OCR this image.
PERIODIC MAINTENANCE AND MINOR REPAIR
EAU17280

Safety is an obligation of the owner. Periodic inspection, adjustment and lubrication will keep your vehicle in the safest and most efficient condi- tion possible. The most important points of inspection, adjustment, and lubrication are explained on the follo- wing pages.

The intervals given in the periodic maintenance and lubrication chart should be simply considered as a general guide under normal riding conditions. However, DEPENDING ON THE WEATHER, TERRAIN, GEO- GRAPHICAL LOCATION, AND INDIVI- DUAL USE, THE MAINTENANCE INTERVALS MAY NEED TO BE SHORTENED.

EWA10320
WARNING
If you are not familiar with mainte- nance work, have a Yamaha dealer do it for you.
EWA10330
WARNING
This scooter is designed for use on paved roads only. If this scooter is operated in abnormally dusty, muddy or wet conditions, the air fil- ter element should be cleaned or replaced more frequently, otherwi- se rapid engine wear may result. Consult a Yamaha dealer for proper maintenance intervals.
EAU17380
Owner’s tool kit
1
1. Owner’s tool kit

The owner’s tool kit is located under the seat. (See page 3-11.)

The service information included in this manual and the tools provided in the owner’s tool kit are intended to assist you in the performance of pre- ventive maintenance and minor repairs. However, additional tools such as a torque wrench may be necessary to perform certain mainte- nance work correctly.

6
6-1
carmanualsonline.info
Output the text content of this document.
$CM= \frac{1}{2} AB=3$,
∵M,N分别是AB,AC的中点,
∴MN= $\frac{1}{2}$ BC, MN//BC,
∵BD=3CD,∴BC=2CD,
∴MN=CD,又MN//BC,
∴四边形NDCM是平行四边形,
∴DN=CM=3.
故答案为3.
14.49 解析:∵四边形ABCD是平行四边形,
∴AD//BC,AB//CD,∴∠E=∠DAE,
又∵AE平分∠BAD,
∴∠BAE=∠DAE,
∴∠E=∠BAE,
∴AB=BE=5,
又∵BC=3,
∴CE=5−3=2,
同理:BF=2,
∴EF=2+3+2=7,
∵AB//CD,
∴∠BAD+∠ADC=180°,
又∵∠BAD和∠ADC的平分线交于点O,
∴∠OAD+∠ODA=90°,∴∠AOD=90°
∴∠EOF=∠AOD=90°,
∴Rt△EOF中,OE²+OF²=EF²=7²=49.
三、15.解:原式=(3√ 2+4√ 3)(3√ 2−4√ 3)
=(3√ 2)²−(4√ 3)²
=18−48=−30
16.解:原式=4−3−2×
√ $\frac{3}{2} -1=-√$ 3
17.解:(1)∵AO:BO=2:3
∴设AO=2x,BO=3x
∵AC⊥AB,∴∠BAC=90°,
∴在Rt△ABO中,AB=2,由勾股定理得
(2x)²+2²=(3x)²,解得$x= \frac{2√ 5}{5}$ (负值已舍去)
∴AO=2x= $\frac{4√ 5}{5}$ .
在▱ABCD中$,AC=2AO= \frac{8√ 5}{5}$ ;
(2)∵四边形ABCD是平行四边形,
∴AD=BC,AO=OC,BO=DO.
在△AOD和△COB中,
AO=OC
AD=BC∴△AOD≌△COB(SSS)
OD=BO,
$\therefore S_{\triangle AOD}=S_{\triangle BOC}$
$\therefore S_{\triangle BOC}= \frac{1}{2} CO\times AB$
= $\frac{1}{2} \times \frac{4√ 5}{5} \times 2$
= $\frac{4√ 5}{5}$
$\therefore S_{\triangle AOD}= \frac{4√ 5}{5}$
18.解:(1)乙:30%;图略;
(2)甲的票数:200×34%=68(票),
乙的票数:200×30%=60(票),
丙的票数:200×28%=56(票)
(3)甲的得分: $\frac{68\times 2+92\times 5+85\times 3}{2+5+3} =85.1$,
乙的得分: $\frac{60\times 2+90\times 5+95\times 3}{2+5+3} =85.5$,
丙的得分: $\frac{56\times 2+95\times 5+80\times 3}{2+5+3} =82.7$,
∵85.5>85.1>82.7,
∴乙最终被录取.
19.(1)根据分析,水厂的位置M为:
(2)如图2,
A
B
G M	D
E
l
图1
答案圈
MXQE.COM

» Exercise directions
Repeat the listing above without any change.

» Exercise response
OCR this image.
PERIODIC MAINTENANCE AND MINOR REPAIR
EAU17280

Safety is an obligation of the owner. Periodic inspection, adjustment and lubrication will keep your vehicle in the safest and most efficient condi- tion possible. The most important points of inspection, adjustment, and lubrication are explained on the follo- wing pages.

The intervals given in the periodic maintenance and lubrication chart should be simply considered as a general guide under normal riding conditions. However, DEPENDING ON THE WEATHER, TERRAIN, GEO- GRAPHICAL LOCATION, AND INDIVI- DUAL USE, THE MAINTENANCE INTERVALS MAY NEED TO BE SHORTENED.

EWA10320
WARNING
If you are not familiar with mainte- nance work, have a Yamaha dealer do it for you.
EWA10330
WARNING
This scooter is designed for use on paved roads only. If this scooter is operated in abnormally dusty, muddy or wet conditions, the air fil- ter element should be cleaned or replaced more frequently, otherwi- se rapid engine wear may result. Consult a Yamaha dealer for proper maintenance intervals.
EAU17380
Owner’s tool kit
1
1. Owner’s tool kit

The owner’s tool kit is located under the seat. (See page 3-11.)

The service information included in this manual and the tools provided in the owner’s tool kit are intended to assist you in the performance of pre- ventive maintenance and minor repairs. However, additional tools such as a torque wrench may be necessary to perform certain mainte- nance work correctly.

6
6-1
carmanualsonline.info
Output the text content of this document.
$CM= \frac{1}{2} AB=3$,
∵M,N分别是AB,AC的中点,
∴MN= $\frac{1}{2}$ BC, MN//BC,
∵BD=3CD,∴BC=2CD,
∴MN=CD,又MN//BC,
∴四边形NDCM是平行四边形,
∴DN=CM=3.
故答案为3.
14.49 解析:∵四边形ABCD是平行四边形,
∴AD//BC,AB//CD,∴∠E=∠DAE,
又∵AE平分∠BAD,
∴∠BAE=∠DAE,
∴∠E=∠BAE,
∴AB=BE=5,
又∵BC=3,
∴CE=5−3=2,
同理:BF=2,
∴EF=2+3+2=7,
∵AB//CD,
∴∠BAD+∠ADC=180°,
又∵∠BAD和∠ADC的平分线交于点O,
∴∠OAD+∠ODA=90°,∴∠AOD=90°
∴∠EOF=∠AOD=90°,
∴Rt△EOF中,OE²+OF²=EF²=7²=49.
三、15.解:原式=(3√ 2+4√ 3)(3√ 2−4√ 3)
=(3√ 2)²−(4√ 3)²
=18−48=−30
16.解:原式=4−3−2×
√ $\frac{3}{2} -1=-√$ 3
17.解:(1)∵AO:BO=2:3
∴设AO=2x,BO=3x
∵AC⊥AB,∴∠BAC=90°,
∴在Rt△ABO中,AB=2,由勾股定理得
(2x)²+2²=(3x)²,解得$x= \frac{2√ 5}{5}$ (负值已舍去)
∴AO=2x= $\frac{4√ 5}{5}$ .
在▱ABCD中$,AC=2AO= \frac{8√ 5}{5}$ ;
(2)∵四边形ABCD是平行四边形,
∴AD=BC,AO=OC,BO=DO.
在△AOD和△COB中,
AO=OC
AD=BC∴△AOD≌△COB(SSS)
OD=BO,
$\therefore S_{\triangle AOD}=S_{\triangle BOC}$
$\therefore S_{\triangle BOC}= \frac{1}{2} CO\times AB$
= $\frac{1}{2} \times \frac{4√ 5}{5} \times 2$
= $\frac{4√ 5}{5}$
$\therefore S_{\triangle AOD}= \frac{4√ 5}{5}$
18.解:(1)乙:30%;图略;
(2)甲的票数:200×34%=68(票),
乙的票数:200×30%=60(票),
丙的票数:200×28%=56(票)
(3)甲的得分: $\frac{68\times 2+92\times 5+85\times 3}{2+5+3} =85.1$,
乙的得分: $\frac{60\times 2+90\times 5+95\times 3}{2+5+3} =85.5$,
丙的得分: $\frac{56\times 2+95\times 5+80\times 3}{2+5+3} =82.7$,
∵85.5>85.1>82.7,
∴乙最终被录取.
19.(1)根据分析,水厂的位置M为:
(2)如图2,
A
B
G M	D
E
l
图1
答案圈
MXQE.COM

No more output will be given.